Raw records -
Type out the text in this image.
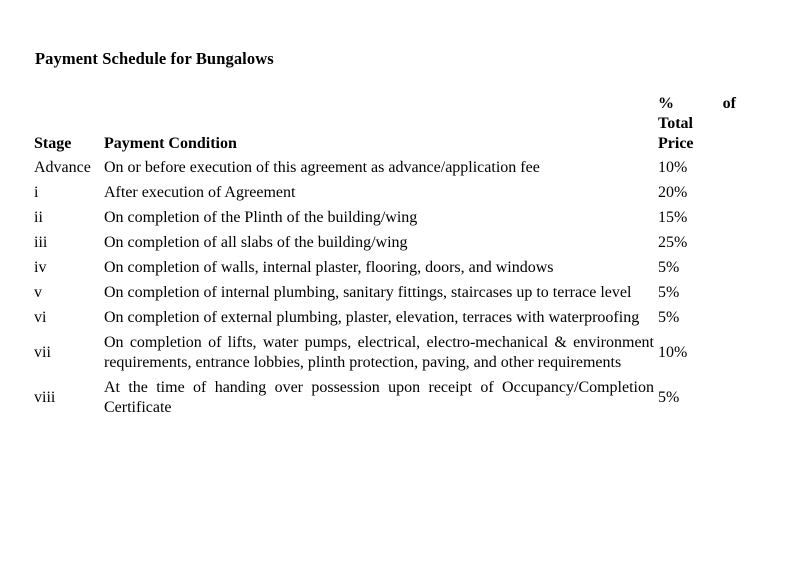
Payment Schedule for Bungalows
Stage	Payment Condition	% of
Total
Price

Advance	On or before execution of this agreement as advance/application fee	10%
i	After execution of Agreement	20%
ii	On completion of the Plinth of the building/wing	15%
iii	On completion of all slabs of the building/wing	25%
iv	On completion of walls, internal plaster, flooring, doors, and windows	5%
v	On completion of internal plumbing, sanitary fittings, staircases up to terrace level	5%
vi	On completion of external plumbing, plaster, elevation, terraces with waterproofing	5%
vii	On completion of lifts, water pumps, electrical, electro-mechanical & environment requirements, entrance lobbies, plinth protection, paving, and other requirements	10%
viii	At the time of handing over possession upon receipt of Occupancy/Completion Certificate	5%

* * *

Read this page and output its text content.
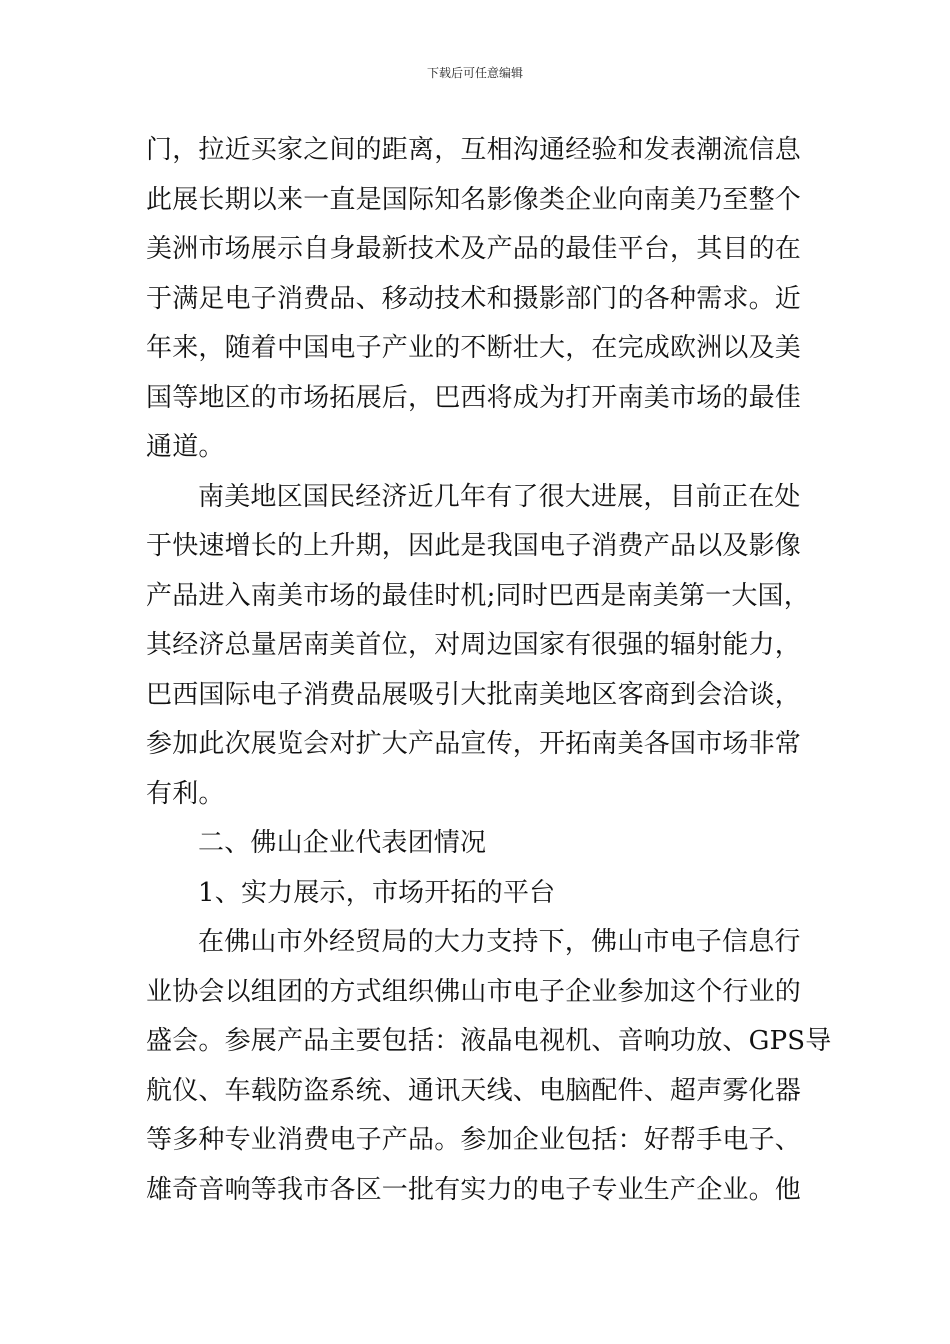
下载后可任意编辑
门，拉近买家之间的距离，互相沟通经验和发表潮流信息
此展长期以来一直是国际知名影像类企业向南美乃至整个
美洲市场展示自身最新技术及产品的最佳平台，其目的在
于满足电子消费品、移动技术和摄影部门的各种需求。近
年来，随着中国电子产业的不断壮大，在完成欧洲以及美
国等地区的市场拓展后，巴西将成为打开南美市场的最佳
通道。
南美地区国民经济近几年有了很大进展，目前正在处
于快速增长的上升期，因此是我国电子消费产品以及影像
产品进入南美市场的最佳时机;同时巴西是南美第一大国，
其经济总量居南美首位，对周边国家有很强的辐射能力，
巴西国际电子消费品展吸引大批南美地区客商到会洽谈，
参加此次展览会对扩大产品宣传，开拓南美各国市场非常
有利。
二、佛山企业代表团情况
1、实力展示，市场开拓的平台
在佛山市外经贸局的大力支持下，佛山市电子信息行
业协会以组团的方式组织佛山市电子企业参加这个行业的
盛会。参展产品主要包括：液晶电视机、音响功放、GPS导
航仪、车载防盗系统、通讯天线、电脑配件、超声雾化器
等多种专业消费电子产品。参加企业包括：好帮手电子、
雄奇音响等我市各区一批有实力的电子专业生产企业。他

STATED PROBLEM - Search the listing for the word "text" and return each line that holds it.

RESPONSE FOR THIS EXERCISE -
Type out the text in this image.
Read this page and output its text content.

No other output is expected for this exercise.